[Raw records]
>> begin

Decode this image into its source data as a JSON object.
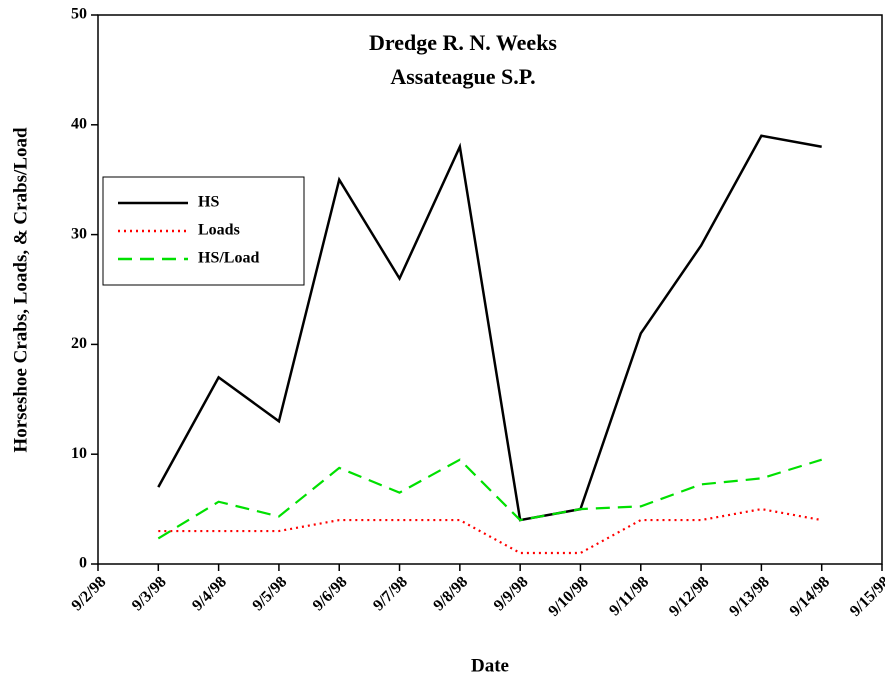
{
  "chart_data": {
    "type": "line",
    "title": [
      "Dredge R. N. Weeks",
      "Assateague S.P."
    ],
    "xlabel": "Date",
    "ylabel": "Horseshoe Crabs, Loads, & Crabs/Load",
    "categories": [
      "9/2/98",
      "9/3/98",
      "9/4/98",
      "9/5/98",
      "9/6/98",
      "9/7/98",
      "9/8/98",
      "9/9/98",
      "9/10/98",
      "9/11/98",
      "9/12/98",
      "9/13/98",
      "9/14/98",
      "9/15/98"
    ],
    "series": [
      {
        "name": "HS",
        "color": "#000000",
        "dash": "solid",
        "values": [
          null,
          7,
          17,
          13,
          35,
          26,
          38,
          4,
          5,
          21,
          29,
          39,
          38,
          null
        ]
      },
      {
        "name": "Loads",
        "color": "#ff0000",
        "dash": "dotted",
        "values": [
          null,
          3,
          3,
          3,
          4,
          4,
          4,
          1,
          1,
          4,
          4,
          5,
          4,
          null
        ]
      },
      {
        "name": "HS/Load",
        "color": "#00e000",
        "dash": "dashed",
        "values": [
          null,
          2.33,
          5.67,
          4.33,
          8.75,
          6.5,
          9.5,
          4,
          5,
          5.25,
          7.25,
          7.8,
          9.5,
          null
        ]
      }
    ],
    "ylim": [
      0,
      50
    ],
    "yticks": [
      0,
      10,
      20,
      30,
      40,
      50
    ],
    "legend": "upper left"
  }
}
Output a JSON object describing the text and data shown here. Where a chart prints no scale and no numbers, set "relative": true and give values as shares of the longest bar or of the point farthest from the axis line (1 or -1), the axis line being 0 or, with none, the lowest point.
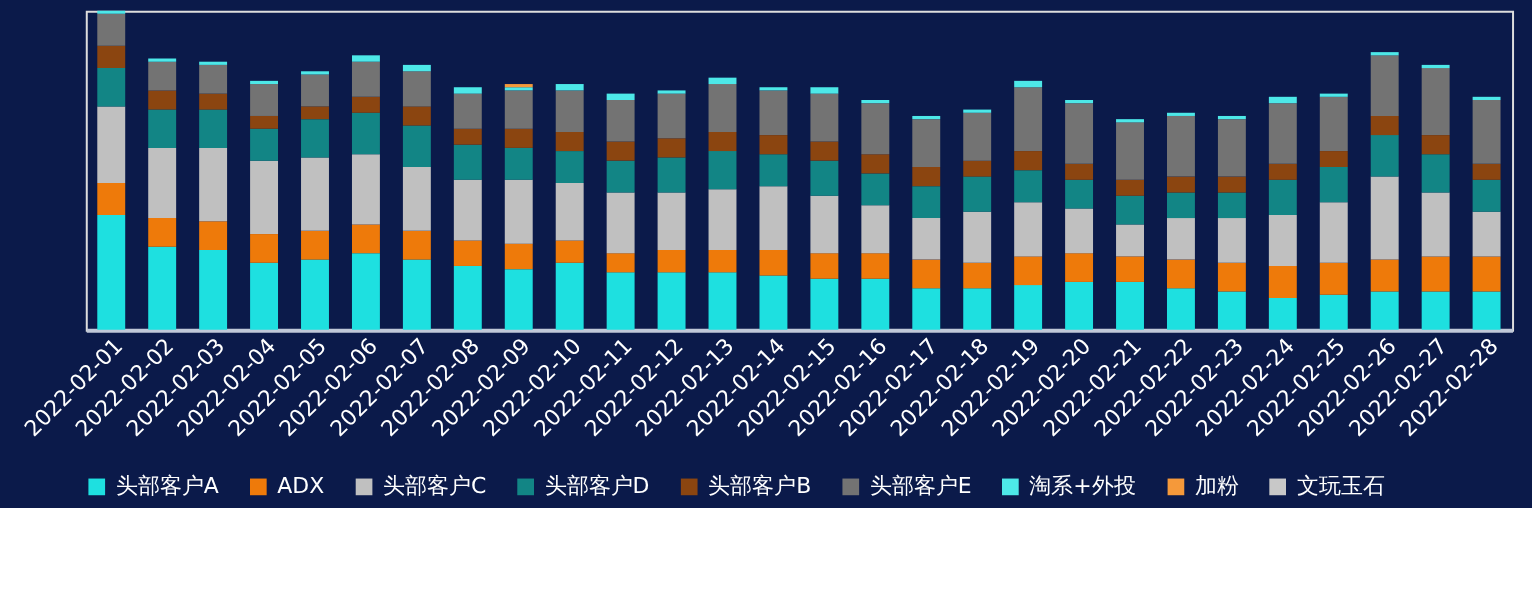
{
  "chart_data": {
    "type": "bar",
    "stacked": true,
    "relative": true,
    "legend": "bottom",
    "grid": false,
    "categories": [
      "2022-02-01",
      "2022-02-02",
      "2022-02-03",
      "2022-02-04",
      "2022-02-05",
      "2022-02-06",
      "2022-02-07",
      "2022-02-08",
      "2022-02-09",
      "2022-02-10",
      "2022-02-11",
      "2022-02-12",
      "2022-02-13",
      "2022-02-14",
      "2022-02-15",
      "2022-02-16",
      "2022-02-17",
      "2022-02-18",
      "2022-02-19",
      "2022-02-20",
      "2022-02-21",
      "2022-02-22",
      "2022-02-23",
      "2022-02-24",
      "2022-02-25",
      "2022-02-26",
      "2022-02-27",
      "2022-02-28"
    ],
    "series": [
      {
        "name": "头部客户A",
        "color": "#1ee0e0",
        "values": [
          0.36,
          0.26,
          0.25,
          0.21,
          0.22,
          0.24,
          0.22,
          0.2,
          0.19,
          0.21,
          0.18,
          0.18,
          0.18,
          0.17,
          0.16,
          0.16,
          0.13,
          0.13,
          0.14,
          0.15,
          0.15,
          0.13,
          0.12,
          0.1,
          0.11,
          0.12,
          0.12,
          0.12
        ]
      },
      {
        "name": "ADX",
        "color": "#ee7a0a",
        "values": [
          0.1,
          0.09,
          0.09,
          0.09,
          0.09,
          0.09,
          0.09,
          0.08,
          0.08,
          0.07,
          0.06,
          0.07,
          0.07,
          0.08,
          0.08,
          0.08,
          0.09,
          0.08,
          0.09,
          0.09,
          0.08,
          0.09,
          0.09,
          0.1,
          0.1,
          0.1,
          0.11,
          0.11
        ]
      },
      {
        "name": "头部客户C",
        "color": "#c0c0c0",
        "values": [
          0.24,
          0.22,
          0.23,
          0.23,
          0.23,
          0.22,
          0.2,
          0.19,
          0.2,
          0.18,
          0.19,
          0.18,
          0.19,
          0.2,
          0.18,
          0.15,
          0.13,
          0.16,
          0.17,
          0.14,
          0.1,
          0.13,
          0.14,
          0.16,
          0.19,
          0.26,
          0.2,
          0.14
        ]
      },
      {
        "name": "头部客户D",
        "color": "#128585",
        "values": [
          0.12,
          0.12,
          0.12,
          0.1,
          0.12,
          0.13,
          0.13,
          0.11,
          0.1,
          0.1,
          0.1,
          0.11,
          0.12,
          0.1,
          0.11,
          0.1,
          0.1,
          0.11,
          0.1,
          0.09,
          0.09,
          0.08,
          0.08,
          0.11,
          0.11,
          0.13,
          0.12,
          0.1
        ]
      },
      {
        "name": "头部客户B",
        "color": "#8b4510",
        "values": [
          0.07,
          0.06,
          0.05,
          0.04,
          0.04,
          0.05,
          0.06,
          0.05,
          0.06,
          0.06,
          0.06,
          0.06,
          0.06,
          0.06,
          0.06,
          0.06,
          0.06,
          0.05,
          0.06,
          0.05,
          0.05,
          0.05,
          0.05,
          0.05,
          0.05,
          0.06,
          0.06,
          0.05
        ]
      },
      {
        "name": "头部客户E",
        "color": "#737373",
        "values": [
          0.1,
          0.09,
          0.09,
          0.1,
          0.1,
          0.11,
          0.11,
          0.11,
          0.12,
          0.13,
          0.13,
          0.14,
          0.15,
          0.14,
          0.15,
          0.16,
          0.15,
          0.15,
          0.2,
          0.19,
          0.18,
          0.19,
          0.18,
          0.19,
          0.17,
          0.19,
          0.21,
          0.2
        ]
      },
      {
        "name": "淘系+外投",
        "color": "#4de8e8",
        "values": [
          0.01,
          0.01,
          0.01,
          0.01,
          0.01,
          0.02,
          0.02,
          0.02,
          0.01,
          0.02,
          0.02,
          0.01,
          0.02,
          0.01,
          0.02,
          0.01,
          0.01,
          0.01,
          0.02,
          0.01,
          0.01,
          0.01,
          0.01,
          0.02,
          0.01,
          0.01,
          0.01,
          0.01
        ]
      },
      {
        "name": "加粉",
        "color": "#f5993a",
        "values": [
          null,
          null,
          null,
          null,
          null,
          null,
          null,
          null,
          0.01,
          null,
          null,
          null,
          null,
          null,
          null,
          null,
          null,
          null,
          null,
          null,
          null,
          null,
          null,
          null,
          null,
          null,
          null,
          null
        ]
      },
      {
        "name": "文玩玉石",
        "color": "#c8c8c8",
        "values": [
          null,
          null,
          null,
          null,
          null,
          null,
          null,
          null,
          null,
          null,
          null,
          null,
          null,
          null,
          null,
          null,
          null,
          null,
          null,
          null,
          null,
          null,
          null,
          null,
          null,
          null,
          null,
          null
        ]
      }
    ]
  }
}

>> end

_WRITTEN EXERCISE_. Your task is to gather every line with the word "JSON" and copy it.

_RESULT OF THE EXERCISE_.
Decode this image into its source data as a JSON object.
Output a JSON object describing the text and data shown here. Where a chart prints no scale and no numbers, set "relative": true and give values as shares of the longest bar or of the point farthest from the axis line (1 or -1), the axis line being 0 or, with none, the lowest point.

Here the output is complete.